◆ **Given problem**
Print the entries in full, word for word, but not the pictures.

* BEGIN *

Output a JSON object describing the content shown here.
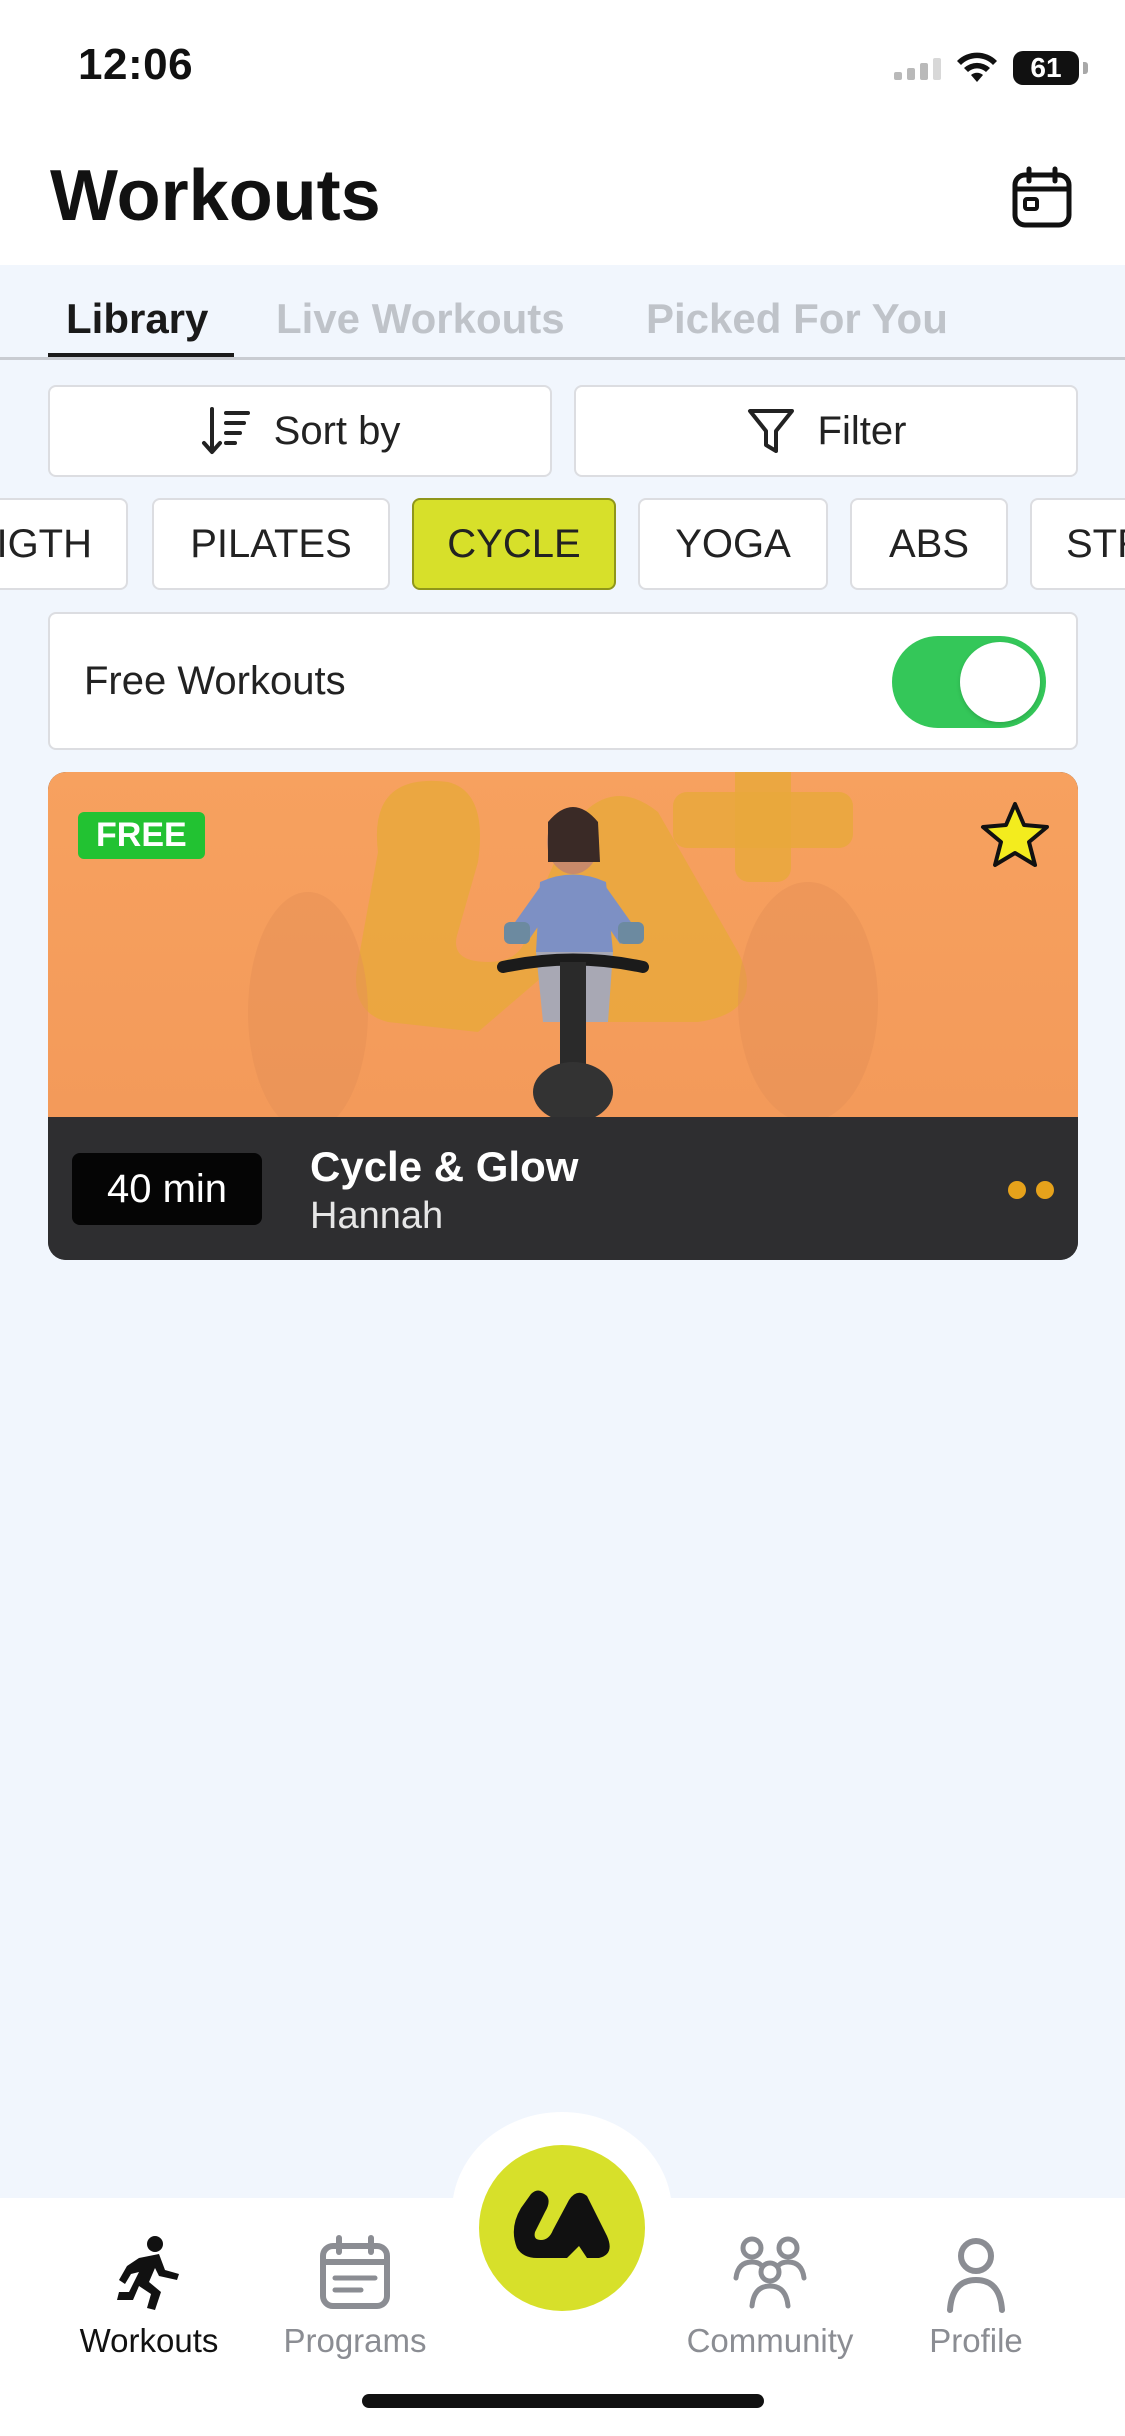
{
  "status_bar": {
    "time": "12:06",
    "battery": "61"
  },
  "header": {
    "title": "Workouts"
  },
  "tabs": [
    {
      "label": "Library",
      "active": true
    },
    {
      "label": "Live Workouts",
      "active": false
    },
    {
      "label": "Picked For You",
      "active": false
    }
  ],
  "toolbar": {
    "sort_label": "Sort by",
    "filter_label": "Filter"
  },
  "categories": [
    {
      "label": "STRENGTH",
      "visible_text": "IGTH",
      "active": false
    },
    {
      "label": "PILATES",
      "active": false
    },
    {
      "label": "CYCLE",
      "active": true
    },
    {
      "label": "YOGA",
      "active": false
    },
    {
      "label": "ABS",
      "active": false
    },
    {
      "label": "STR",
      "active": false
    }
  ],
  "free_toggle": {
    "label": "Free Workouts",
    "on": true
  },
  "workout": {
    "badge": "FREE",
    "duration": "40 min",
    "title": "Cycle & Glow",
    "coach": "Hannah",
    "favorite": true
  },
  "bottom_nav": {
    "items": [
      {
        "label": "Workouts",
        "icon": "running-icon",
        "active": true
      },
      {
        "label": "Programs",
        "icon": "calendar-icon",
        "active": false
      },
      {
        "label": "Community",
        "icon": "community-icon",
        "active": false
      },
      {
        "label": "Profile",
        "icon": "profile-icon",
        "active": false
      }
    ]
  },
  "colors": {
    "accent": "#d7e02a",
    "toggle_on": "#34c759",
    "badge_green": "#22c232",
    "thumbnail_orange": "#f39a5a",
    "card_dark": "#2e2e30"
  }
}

* END *

◆ **Correct answer**
Output a JSON object describing the content shown here.
{
  "status_bar": {
    "time": "12:06",
    "battery": "61"
  },
  "header": {
    "title": "Workouts"
  },
  "tabs": [
    {
      "label": "Library",
      "active": true
    },
    {
      "label": "Live Workouts",
      "active": false
    },
    {
      "label": "Picked For You",
      "active": false
    }
  ],
  "toolbar": {
    "sort_label": "Sort by",
    "filter_label": "Filter"
  },
  "categories": [
    {
      "label": "STRENGTH",
      "visible_text": "IGTH",
      "active": false
    },
    {
      "label": "PILATES",
      "active": false
    },
    {
      "label": "CYCLE",
      "active": true
    },
    {
      "label": "YOGA",
      "active": false
    },
    {
      "label": "ABS",
      "active": false
    },
    {
      "label": "STR",
      "active": false
    }
  ],
  "free_toggle": {
    "label": "Free Workouts",
    "on": true
  },
  "workout": {
    "badge": "FREE",
    "duration": "40 min",
    "title": "Cycle & Glow",
    "coach": "Hannah",
    "favorite": true
  },
  "bottom_nav": {
    "items": [
      {
        "label": "Workouts",
        "icon": "running-icon",
        "active": true
      },
      {
        "label": "Programs",
        "icon": "calendar-icon",
        "active": false
      },
      {
        "label": "Community",
        "icon": "community-icon",
        "active": false
      },
      {
        "label": "Profile",
        "icon": "profile-icon",
        "active": false
      }
    ]
  },
  "colors": {
    "accent": "#d7e02a",
    "toggle_on": "#34c759",
    "badge_green": "#22c232",
    "thumbnail_orange": "#f39a5a",
    "card_dark": "#2e2e30"
  }
}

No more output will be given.